(Source data)

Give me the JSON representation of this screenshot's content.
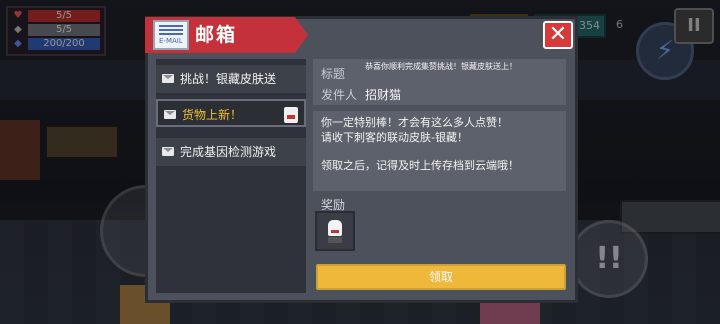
{
  "hud": {
    "hp": "5/5",
    "armor": "5/5",
    "energy": "200/200",
    "gems": "354",
    "enemy_count": "6"
  },
  "mailbox": {
    "title": "邮箱",
    "header_icon_text": "E-MAIL",
    "mails": [
      {
        "label": "挑战！银藏皮肤送"
      },
      {
        "label": "货物上新！"
      },
      {
        "label": "完成基因检测游戏"
      }
    ],
    "detail": {
      "subject_key": "标题",
      "subject_value": "恭喜你顺利完成集赞挑战！银藏皮肤送上！",
      "sender_key": "发件人",
      "sender_value": "招财猫",
      "body": [
        "你一定特别棒！才会有这么多人点赞！",
        "请收下刺客的联动皮肤-银藏！",
        "领取之后，记得及时上传存档到云端哦！"
      ],
      "reward_label": "奖励",
      "claim_label": "领取"
    }
  },
  "colors": {
    "header_red": "#c4313a",
    "claim_gold": "#f0b83a",
    "selected_text": "#f0c030"
  }
}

=== AIM ===
Give back each entry exactly as it appears, with no pictures.

=== SOLVED PROBLEM ===
Give me the JSON representation of this screenshot's content.
{
  "hud": {
    "hp": "5/5",
    "armor": "5/5",
    "energy": "200/200",
    "gems": "354",
    "enemy_count": "6"
  },
  "mailbox": {
    "title": "邮箱",
    "header_icon_text": "E-MAIL",
    "mails": [
      {
        "label": "挑战！银藏皮肤送"
      },
      {
        "label": "货物上新！"
      },
      {
        "label": "完成基因检测游戏"
      }
    ],
    "detail": {
      "subject_key": "标题",
      "subject_value": "恭喜你顺利完成集赞挑战！银藏皮肤送上！",
      "sender_key": "发件人",
      "sender_value": "招财猫",
      "body": [
        "你一定特别棒！才会有这么多人点赞！",
        "请收下刺客的联动皮肤-银藏！",
        "领取之后，记得及时上传存档到云端哦！"
      ],
      "reward_label": "奖励",
      "claim_label": "领取"
    }
  },
  "colors": {
    "header_red": "#c4313a",
    "claim_gold": "#f0b83a",
    "selected_text": "#f0c030"
  }
}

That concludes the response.